## start Records shown

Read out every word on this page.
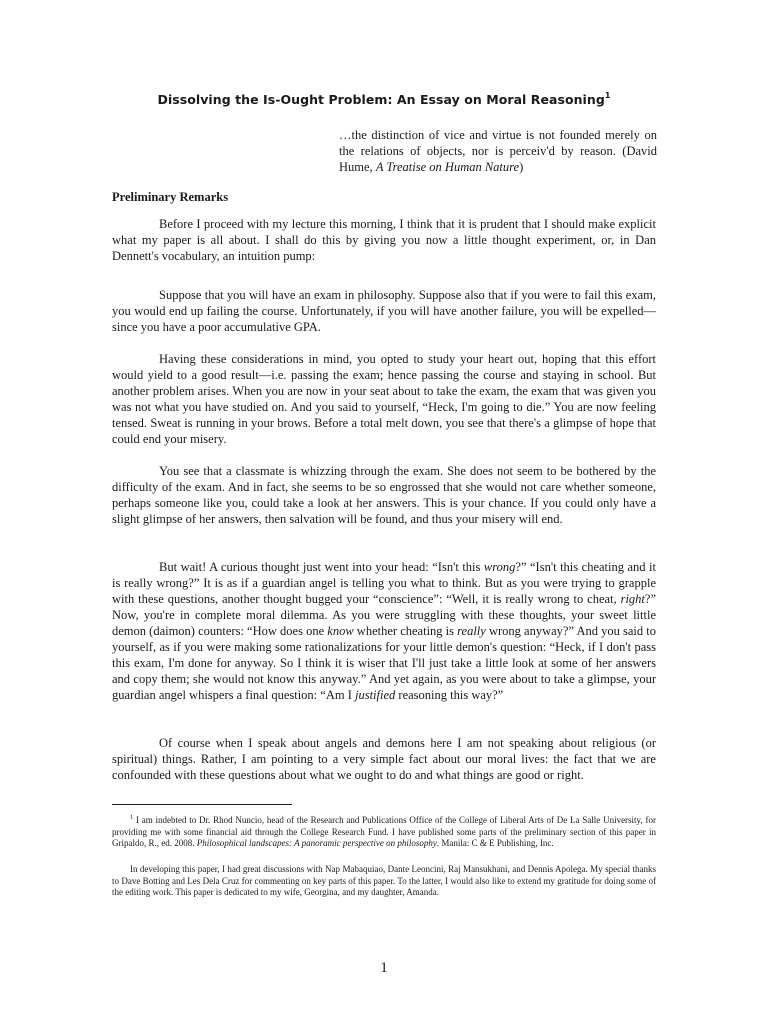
Dissolving the Is-Ought Problem: An Essay on Moral Reasoning$^1$
…the distinction of vice and virtue is not founded merely on the relations of objects, nor is perceiv'd by reason. (David Hume, A Treatise on Human Nature)
Preliminary Remarks

Before I proceed with my lecture this morning, I think that it is prudent that I should make explicit what my paper is all about. I shall do this by giving you now a little thought experiment, or, in Dan Dennett's vocabulary, an intuition pump:

Suppose that you will have an exam in philosophy. Suppose also that if you were to fail this exam, you would end up failing the course. Unfortunately, if you will have another failure, you will be expelled—since you have a poor accumulative GPA.

Having these considerations in mind, you opted to study your heart out, hoping that this effort would yield to a good result—i.e. passing the exam; hence passing the course and staying in school. But another problem arises. When you are now in your seat about to take the exam, the exam that was given you was not what you have studied on. And you said to yourself, “Heck, I'm going to die.” You are now feeling tensed. Sweat is running in your brows. Before a total melt down, you see that there's a glimpse of hope that could end your misery.

You see that a classmate is whizzing through the exam. She does not seem to be bothered by the difficulty of the exam. And in fact, she seems to be so engrossed that she would not care whether someone, perhaps someone like you, could take a look at her answers. This is your chance. If you could only have a slight glimpse of her answers, then salvation will be found, and thus your misery will end.

But wait! A curious thought just went into your head: “Isn't this wrong?” “Isn't this cheating and it is really wrong?” It is as if a guardian angel is telling you what to think. But as you were trying to grapple with these questions, another thought bugged your “conscience”: “Well, it is really wrong to cheat, right?” Now, you're in complete moral dilemma. As you were struggling with these thoughts, your sweet little demon (daimon) counters: “How does one know whether cheating is really wrong anyway?” And you said to yourself, as if you were making some rationalizations for your little demon's question: “Heck, if I don't pass this exam, I'm done for anyway. So I think it is wiser that I'll just take a little look at some of her answers and copy them; she would not know this anyway.” And yet again, as you were about to take a glimpse, your guardian angel whispers a final question: “Am I justified reasoning this way?”

Of course when I speak about angels and demons here I am not speaking about religious (or spiritual) things. Rather, I am pointing to a very simple fact about our moral lives: the fact that we are confounded with these questions about what we ought to do and what things are good or right.

$^1$ I am indebted to Dr. Rhod Nuncio, head of the Research and Publications Office of the College of Liberal Arts of De La Salle University, for providing me with some financial aid through the College Research Fund. I have published some parts of the preliminary section of this paper in Gripaldo, R., ed. 2008. Philosophical landscapes: A panoramic perspective on philosophy. Manila: C & E Publishing, Inc.

In developing this paper, I had great discussions with Nap Mabaquiao, Dante Leoncini, Raj Mansukhani, and Dennis Apolega. My special thanks to Dave Botting and Les Dela Cruz for commenting on key parts of this paper. To the latter, I would also like to extend my gratitude for doing some of the editing work. This paper is dedicated to my wife, Georgina, and my daughter, Amanda.

1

## end Records shown

Your task is to repeat the data above exactly while excluding the pictures.

### Correct answer
Read out every word on this page.
Dissolving the Is-Ought Problem: An Essay on Moral Reasoning$^1$
…the distinction of vice and virtue is not founded merely on the relations of objects, nor is perceiv'd by reason. (David Hume, A Treatise on Human Nature)
Preliminary Remarks

Before I proceed with my lecture this morning, I think that it is prudent that I should make explicit what my paper is all about. I shall do this by giving you now a little thought experiment, or, in Dan Dennett's vocabulary, an intuition pump:

Suppose that you will have an exam in philosophy. Suppose also that if you were to fail this exam, you would end up failing the course. Unfortunately, if you will have another failure, you will be expelled—since you have a poor accumulative GPA.

Having these considerations in mind, you opted to study your heart out, hoping that this effort would yield to a good result—i.e. passing the exam; hence passing the course and staying in school. But another problem arises. When you are now in your seat about to take the exam, the exam that was given you was not what you have studied on. And you said to yourself, “Heck, I'm going to die.” You are now feeling tensed. Sweat is running in your brows. Before a total melt down, you see that there's a glimpse of hope that could end your misery.

You see that a classmate is whizzing through the exam. She does not seem to be bothered by the difficulty of the exam. And in fact, she seems to be so engrossed that she would not care whether someone, perhaps someone like you, could take a look at her answers. This is your chance. If you could only have a slight glimpse of her answers, then salvation will be found, and thus your misery will end.

But wait! A curious thought just went into your head: “Isn't this wrong?” “Isn't this cheating and it is really wrong?” It is as if a guardian angel is telling you what to think. But as you were trying to grapple with these questions, another thought bugged your “conscience”: “Well, it is really wrong to cheat, right?” Now, you're in complete moral dilemma. As you were struggling with these thoughts, your sweet little demon (daimon) counters: “How does one know whether cheating is really wrong anyway?” And you said to yourself, as if you were making some rationalizations for your little demon's question: “Heck, if I don't pass this exam, I'm done for anyway. So I think it is wiser that I'll just take a little look at some of her answers and copy them; she would not know this anyway.” And yet again, as you were about to take a glimpse, your guardian angel whispers a final question: “Am I justified reasoning this way?”

Of course when I speak about angels and demons here I am not speaking about religious (or spiritual) things. Rather, I am pointing to a very simple fact about our moral lives: the fact that we are confounded with these questions about what we ought to do and what things are good or right.

$^1$ I am indebted to Dr. Rhod Nuncio, head of the Research and Publications Office of the College of Liberal Arts of De La Salle University, for providing me with some financial aid through the College Research Fund. I have published some parts of the preliminary section of this paper in Gripaldo, R., ed. 2008. Philosophical landscapes: A panoramic perspective on philosophy. Manila: C & E Publishing, Inc.

In developing this paper, I had great discussions with Nap Mabaquiao, Dante Leoncini, Raj Mansukhani, and Dennis Apolega. My special thanks to Dave Botting and Les Dela Cruz for commenting on key parts of this paper. To the latter, I would also like to extend my gratitude for doing some of the editing work. This paper is dedicated to my wife, Georgina, and my daughter, Amanda.

1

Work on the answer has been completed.